#### TO BE DONE:
Copy out the lines that include the word "crew".

#### MATERIAL SHOWN:
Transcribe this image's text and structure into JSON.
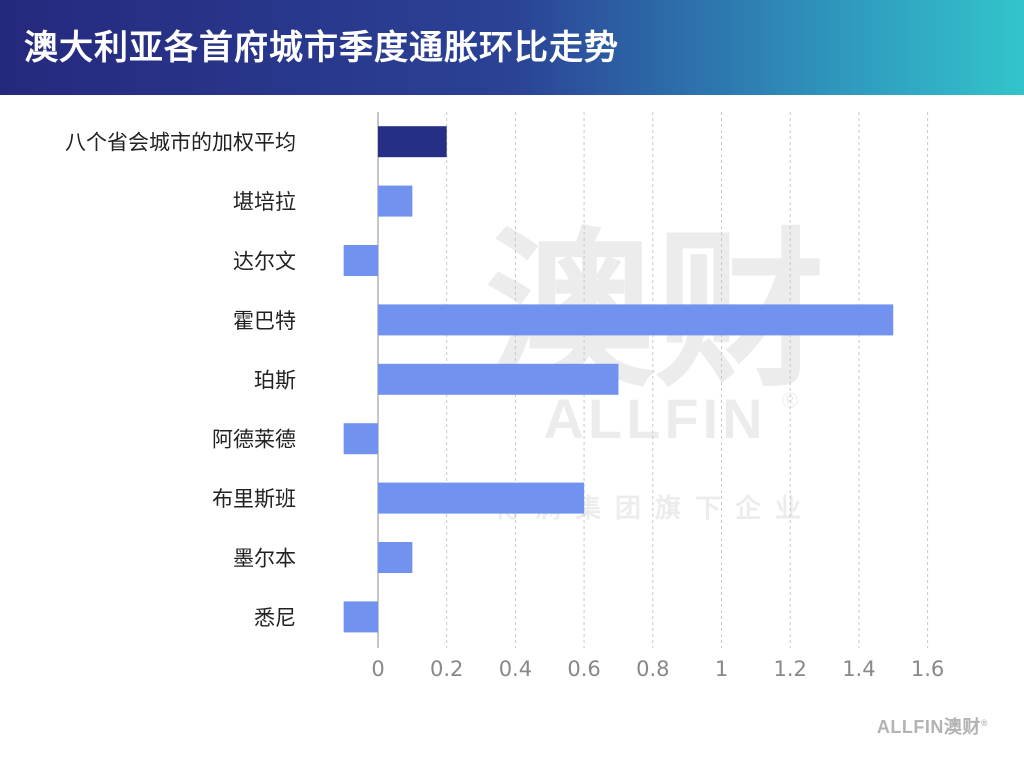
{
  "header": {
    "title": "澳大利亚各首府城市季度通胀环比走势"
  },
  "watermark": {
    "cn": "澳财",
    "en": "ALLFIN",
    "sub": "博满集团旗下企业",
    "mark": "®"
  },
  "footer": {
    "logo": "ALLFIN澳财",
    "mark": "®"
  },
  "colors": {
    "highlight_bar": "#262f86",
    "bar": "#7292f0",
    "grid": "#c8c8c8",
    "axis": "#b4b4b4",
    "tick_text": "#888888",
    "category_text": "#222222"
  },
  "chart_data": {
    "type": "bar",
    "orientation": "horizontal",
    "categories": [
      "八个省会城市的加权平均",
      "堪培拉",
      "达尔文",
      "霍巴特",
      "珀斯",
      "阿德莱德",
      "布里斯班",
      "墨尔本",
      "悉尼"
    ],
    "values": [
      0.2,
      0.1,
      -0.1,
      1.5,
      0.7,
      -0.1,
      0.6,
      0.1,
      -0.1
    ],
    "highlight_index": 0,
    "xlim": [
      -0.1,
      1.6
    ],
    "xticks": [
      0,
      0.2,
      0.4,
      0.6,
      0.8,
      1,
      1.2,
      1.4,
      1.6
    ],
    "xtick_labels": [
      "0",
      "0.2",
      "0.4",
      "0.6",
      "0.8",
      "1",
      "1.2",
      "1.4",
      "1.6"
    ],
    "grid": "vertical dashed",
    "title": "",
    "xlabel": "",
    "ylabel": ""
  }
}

==

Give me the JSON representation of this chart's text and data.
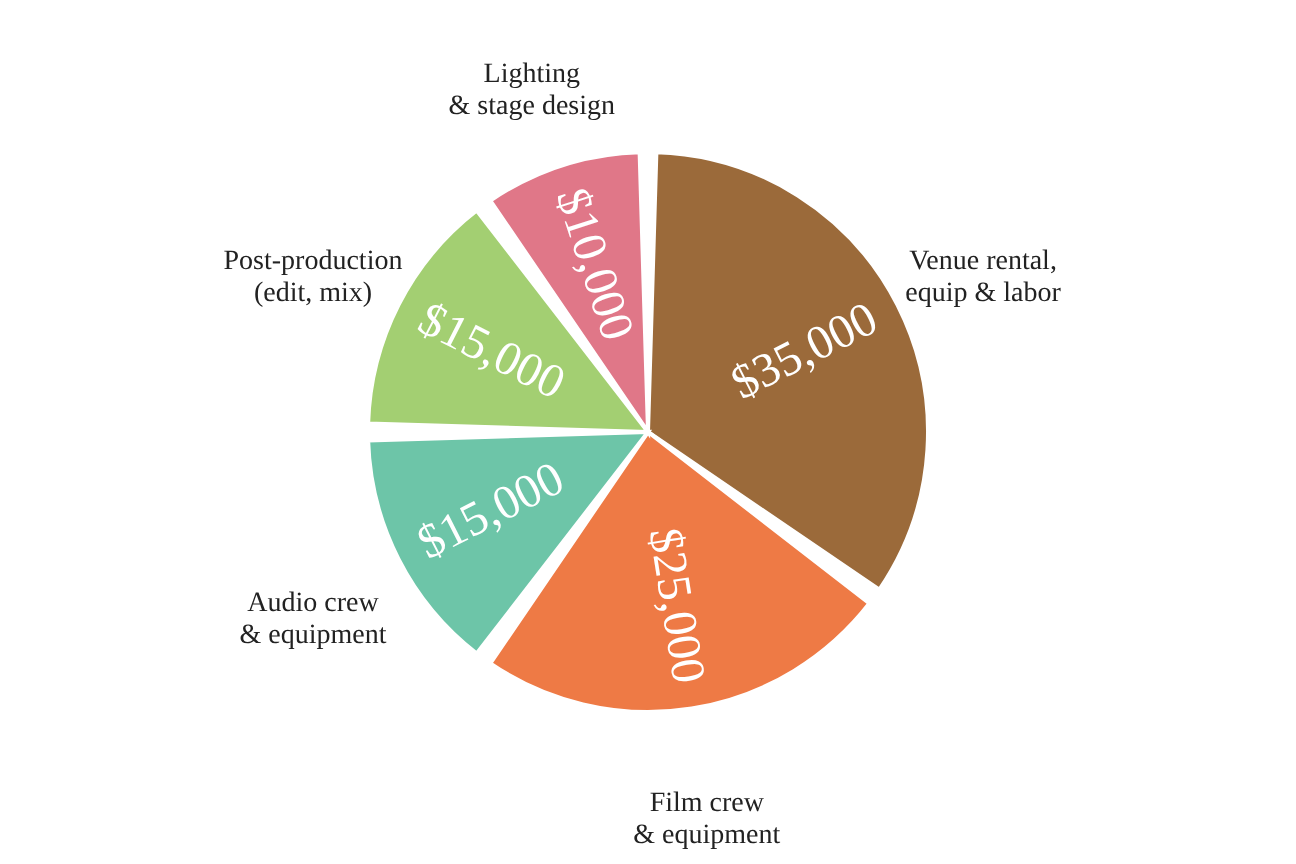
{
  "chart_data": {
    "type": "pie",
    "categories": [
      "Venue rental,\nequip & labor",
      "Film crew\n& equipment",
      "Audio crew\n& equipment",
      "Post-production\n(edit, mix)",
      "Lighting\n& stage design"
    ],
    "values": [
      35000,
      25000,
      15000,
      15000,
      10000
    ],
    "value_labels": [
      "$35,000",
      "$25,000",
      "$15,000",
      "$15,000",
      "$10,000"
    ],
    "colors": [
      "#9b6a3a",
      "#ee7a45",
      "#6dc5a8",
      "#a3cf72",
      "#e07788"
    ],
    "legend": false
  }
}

#### RESULT OF THIS TASK:
      "Film crew\n& equipment",
      "Audio crew\n& equipment",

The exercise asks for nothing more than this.